# start of Provided data
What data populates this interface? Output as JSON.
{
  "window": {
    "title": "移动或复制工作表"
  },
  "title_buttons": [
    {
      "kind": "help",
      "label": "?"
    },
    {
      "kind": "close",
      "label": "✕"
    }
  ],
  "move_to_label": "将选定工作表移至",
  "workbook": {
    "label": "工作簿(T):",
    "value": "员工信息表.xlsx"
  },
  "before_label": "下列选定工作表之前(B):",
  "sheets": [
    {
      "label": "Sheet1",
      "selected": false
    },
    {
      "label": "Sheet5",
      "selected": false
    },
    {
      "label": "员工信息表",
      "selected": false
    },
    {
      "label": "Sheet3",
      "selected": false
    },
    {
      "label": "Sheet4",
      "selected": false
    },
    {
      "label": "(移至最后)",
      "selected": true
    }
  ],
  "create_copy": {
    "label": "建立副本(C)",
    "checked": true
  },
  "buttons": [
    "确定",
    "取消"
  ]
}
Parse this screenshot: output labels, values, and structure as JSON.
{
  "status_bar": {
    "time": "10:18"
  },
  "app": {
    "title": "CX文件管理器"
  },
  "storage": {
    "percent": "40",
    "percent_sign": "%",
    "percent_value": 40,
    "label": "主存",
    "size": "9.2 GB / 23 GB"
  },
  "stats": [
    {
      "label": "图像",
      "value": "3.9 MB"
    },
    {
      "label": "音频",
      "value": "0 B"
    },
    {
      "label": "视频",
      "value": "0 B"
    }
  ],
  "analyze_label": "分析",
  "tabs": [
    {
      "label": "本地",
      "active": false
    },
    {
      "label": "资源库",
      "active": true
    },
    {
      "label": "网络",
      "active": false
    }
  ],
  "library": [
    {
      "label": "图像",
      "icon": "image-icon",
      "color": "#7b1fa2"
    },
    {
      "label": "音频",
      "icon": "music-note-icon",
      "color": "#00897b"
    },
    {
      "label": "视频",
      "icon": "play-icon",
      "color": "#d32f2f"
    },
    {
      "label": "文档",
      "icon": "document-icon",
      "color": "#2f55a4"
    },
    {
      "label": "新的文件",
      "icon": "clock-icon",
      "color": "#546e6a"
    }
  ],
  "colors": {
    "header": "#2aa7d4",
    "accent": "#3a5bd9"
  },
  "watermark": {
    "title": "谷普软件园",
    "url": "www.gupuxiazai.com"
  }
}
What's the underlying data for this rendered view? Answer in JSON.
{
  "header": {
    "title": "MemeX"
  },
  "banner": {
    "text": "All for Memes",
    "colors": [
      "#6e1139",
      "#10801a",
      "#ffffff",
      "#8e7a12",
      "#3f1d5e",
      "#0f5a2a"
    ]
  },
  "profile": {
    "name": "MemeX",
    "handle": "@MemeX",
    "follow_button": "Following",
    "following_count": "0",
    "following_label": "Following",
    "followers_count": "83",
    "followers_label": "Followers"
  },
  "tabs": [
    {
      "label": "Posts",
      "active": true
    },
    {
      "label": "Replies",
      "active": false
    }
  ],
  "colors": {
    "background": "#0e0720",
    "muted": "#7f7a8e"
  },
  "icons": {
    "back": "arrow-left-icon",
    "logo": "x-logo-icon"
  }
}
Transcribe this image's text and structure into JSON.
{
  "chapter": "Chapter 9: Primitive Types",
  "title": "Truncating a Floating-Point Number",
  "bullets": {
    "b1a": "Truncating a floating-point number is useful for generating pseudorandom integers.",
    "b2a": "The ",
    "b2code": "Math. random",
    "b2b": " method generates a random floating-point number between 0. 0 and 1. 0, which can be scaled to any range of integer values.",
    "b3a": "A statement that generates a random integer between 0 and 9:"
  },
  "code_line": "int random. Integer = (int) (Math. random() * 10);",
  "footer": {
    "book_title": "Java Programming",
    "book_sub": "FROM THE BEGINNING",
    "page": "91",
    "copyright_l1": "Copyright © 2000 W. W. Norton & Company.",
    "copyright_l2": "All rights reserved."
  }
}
# end of Provided data
- Direction:
Identify the lines above that contain the word "this", then copy them.

- Solution:
What data populates this interface? Output as JSON.
Parse this screenshot: output labels, values, and structure as JSON.
What's the underlying data for this rendered view? Answer in JSON.
Transcribe this image's text and structure into JSON.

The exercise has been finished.